(Saved entries)

-------------------------

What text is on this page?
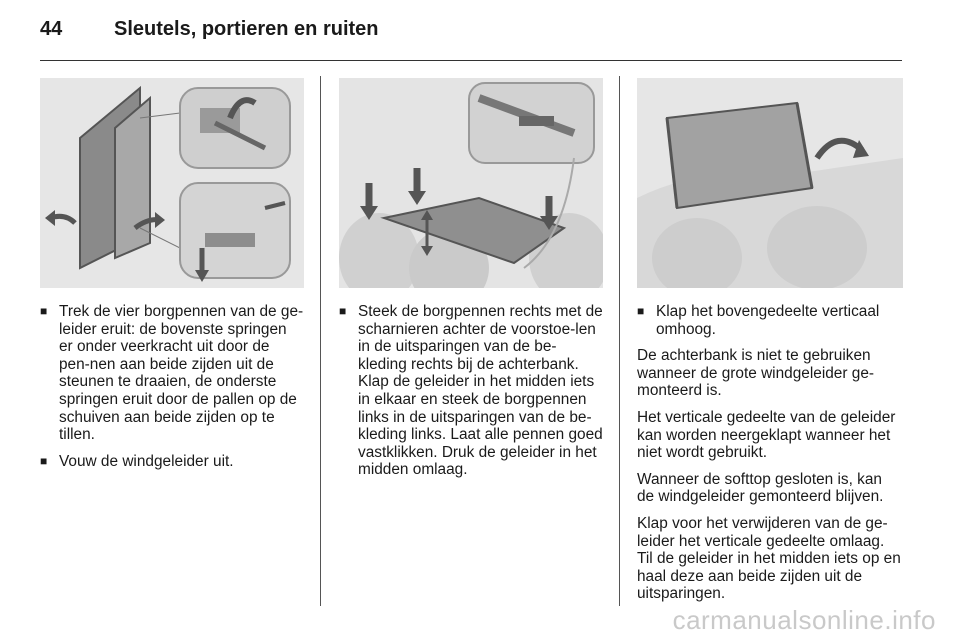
44	Sleutels, portieren en ruiten
■ Trek de vier borgpennen van de ge-leider eruit: de bovenste springen er onder veerkracht uit door de pen-nen aan beide zijden uit de steunen te draaien, de onderste springen eruit door de pallen op de schuiven aan beide zijden op te tillen.
■ Vouw de windgeleider uit.
■ Steek de borgpennen rechts met de scharnieren achter de voorstoe-len in de uitsparingen van de be-kleding rechts bij de achterbank. Klap de geleider in het midden iets in elkaar en steek de borgpennen links in de uitsparingen van de be-kleding links. Laat alle pennen goed vastklikken. Druk de geleider in het midden omlaag.
■ Klap het bovengedeelte verticaal omhoog.

De achterbank is niet te gebruiken wanneer de grote windgeleider ge-monteerd is.

Het verticale gedeelte van de geleider kan worden neergeklapt wanneer het niet wordt gebruikt.

Wanneer de softtop gesloten is, kan de windgeleider gemonteerd blijven.

Klap voor het verwijderen van de ge-leider het verticale gedeelte omlaag. Til de geleider in het midden iets op en haal deze aan beide zijden uit de uitsparingen.

carmanualsonline.info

-------------------------

* _Exercise directions_
Reproduce all of the material above word for word. Omit the pictures.

* _Solution to this problem_
What text is on this page?
44	Sleutels, portieren en ruiten
■ Trek de vier borgpennen van de ge-leider eruit: de bovenste springen er onder veerkracht uit door de pen-nen aan beide zijden uit de steunen te draaien, de onderste springen eruit door de pallen op de schuiven aan beide zijden op te tillen.
■ Vouw de windgeleider uit.
■ Steek de borgpennen rechts met de scharnieren achter de voorstoe-len in de uitsparingen van de be-kleding rechts bij de achterbank. Klap de geleider in het midden iets in elkaar en steek de borgpennen links in de uitsparingen van de be-kleding links. Laat alle pennen goed vastklikken. Druk de geleider in het midden omlaag.
■ Klap het bovengedeelte verticaal omhoog.

De achterbank is niet te gebruiken wanneer de grote windgeleider ge-monteerd is.

Het verticale gedeelte van de geleider kan worden neergeklapt wanneer het niet wordt gebruikt.

Wanneer de softtop gesloten is, kan de windgeleider gemonteerd blijven.

Klap voor het verwijderen van de ge-leider het verticale gedeelte omlaag. Til de geleider in het midden iets op en haal deze aan beide zijden uit de uitsparingen.

carmanualsonline.info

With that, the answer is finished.